━━━━━ SUPPLIED RECORDS ━━━━━

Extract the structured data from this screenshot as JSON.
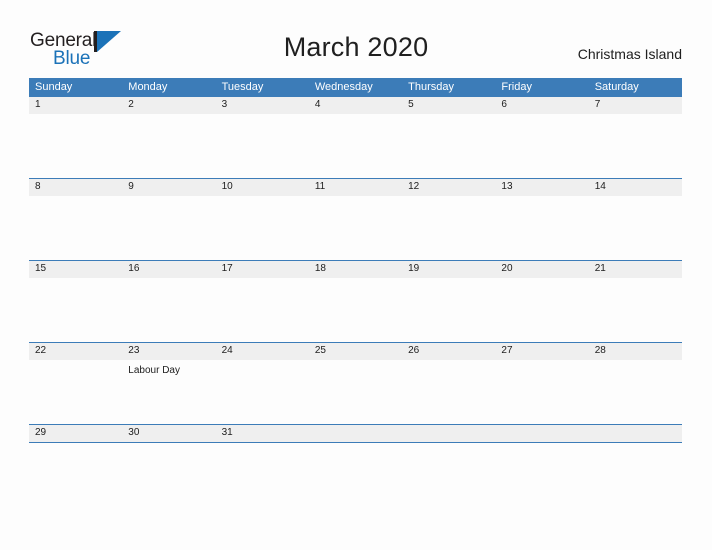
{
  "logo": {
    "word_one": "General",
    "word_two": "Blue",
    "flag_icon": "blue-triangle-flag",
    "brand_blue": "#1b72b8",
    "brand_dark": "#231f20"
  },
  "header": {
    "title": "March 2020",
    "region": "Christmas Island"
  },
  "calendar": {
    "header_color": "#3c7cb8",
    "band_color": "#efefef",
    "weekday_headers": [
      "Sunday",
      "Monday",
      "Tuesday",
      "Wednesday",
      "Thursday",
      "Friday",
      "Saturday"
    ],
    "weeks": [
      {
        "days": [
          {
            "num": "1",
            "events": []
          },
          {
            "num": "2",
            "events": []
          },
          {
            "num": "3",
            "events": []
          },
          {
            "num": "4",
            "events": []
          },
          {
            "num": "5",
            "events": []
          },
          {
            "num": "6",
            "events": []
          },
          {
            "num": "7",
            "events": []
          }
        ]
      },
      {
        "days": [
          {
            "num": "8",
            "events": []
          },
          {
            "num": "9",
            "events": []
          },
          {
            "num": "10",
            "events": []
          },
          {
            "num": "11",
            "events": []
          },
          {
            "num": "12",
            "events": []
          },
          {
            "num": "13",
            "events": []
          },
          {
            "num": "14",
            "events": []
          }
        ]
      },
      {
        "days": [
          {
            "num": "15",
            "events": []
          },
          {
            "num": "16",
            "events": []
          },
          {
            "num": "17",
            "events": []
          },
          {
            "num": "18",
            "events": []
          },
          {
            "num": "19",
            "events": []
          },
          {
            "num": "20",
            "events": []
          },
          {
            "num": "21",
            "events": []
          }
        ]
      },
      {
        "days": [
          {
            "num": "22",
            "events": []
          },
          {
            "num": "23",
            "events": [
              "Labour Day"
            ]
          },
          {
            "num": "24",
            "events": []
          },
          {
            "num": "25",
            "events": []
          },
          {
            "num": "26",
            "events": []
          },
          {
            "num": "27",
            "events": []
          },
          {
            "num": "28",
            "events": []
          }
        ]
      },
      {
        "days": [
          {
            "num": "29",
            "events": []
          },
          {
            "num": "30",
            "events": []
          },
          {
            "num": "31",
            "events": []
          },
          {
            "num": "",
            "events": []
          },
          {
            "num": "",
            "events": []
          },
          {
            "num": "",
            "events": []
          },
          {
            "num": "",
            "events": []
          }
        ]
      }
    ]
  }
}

━━━━━

EXERCISE PROMPT: Return all of the entries exactly as written, but drop any pictures they hold.

CORRECT RESPONSE:
Extract the structured data from this screenshot as JSON.
{
  "logo": {
    "word_one": "General",
    "word_two": "Blue",
    "flag_icon": "blue-triangle-flag",
    "brand_blue": "#1b72b8",
    "brand_dark": "#231f20"
  },
  "header": {
    "title": "March 2020",
    "region": "Christmas Island"
  },
  "calendar": {
    "header_color": "#3c7cb8",
    "band_color": "#efefef",
    "weekday_headers": [
      "Sunday",
      "Monday",
      "Tuesday",
      "Wednesday",
      "Thursday",
      "Friday",
      "Saturday"
    ],
    "weeks": [
      {
        "days": [
          {
            "num": "1",
            "events": []
          },
          {
            "num": "2",
            "events": []
          },
          {
            "num": "3",
            "events": []
          },
          {
            "num": "4",
            "events": []
          },
          {
            "num": "5",
            "events": []
          },
          {
            "num": "6",
            "events": []
          },
          {
            "num": "7",
            "events": []
          }
        ]
      },
      {
        "days": [
          {
            "num": "8",
            "events": []
          },
          {
            "num": "9",
            "events": []
          },
          {
            "num": "10",
            "events": []
          },
          {
            "num": "11",
            "events": []
          },
          {
            "num": "12",
            "events": []
          },
          {
            "num": "13",
            "events": []
          },
          {
            "num": "14",
            "events": []
          }
        ]
      },
      {
        "days": [
          {
            "num": "15",
            "events": []
          },
          {
            "num": "16",
            "events": []
          },
          {
            "num": "17",
            "events": []
          },
          {
            "num": "18",
            "events": []
          },
          {
            "num": "19",
            "events": []
          },
          {
            "num": "20",
            "events": []
          },
          {
            "num": "21",
            "events": []
          }
        ]
      },
      {
        "days": [
          {
            "num": "22",
            "events": []
          },
          {
            "num": "23",
            "events": [
              "Labour Day"
            ]
          },
          {
            "num": "24",
            "events": []
          },
          {
            "num": "25",
            "events": []
          },
          {
            "num": "26",
            "events": []
          },
          {
            "num": "27",
            "events": []
          },
          {
            "num": "28",
            "events": []
          }
        ]
      },
      {
        "days": [
          {
            "num": "29",
            "events": []
          },
          {
            "num": "30",
            "events": []
          },
          {
            "num": "31",
            "events": []
          },
          {
            "num": "",
            "events": []
          },
          {
            "num": "",
            "events": []
          },
          {
            "num": "",
            "events": []
          },
          {
            "num": "",
            "events": []
          }
        ]
      }
    ]
  }
}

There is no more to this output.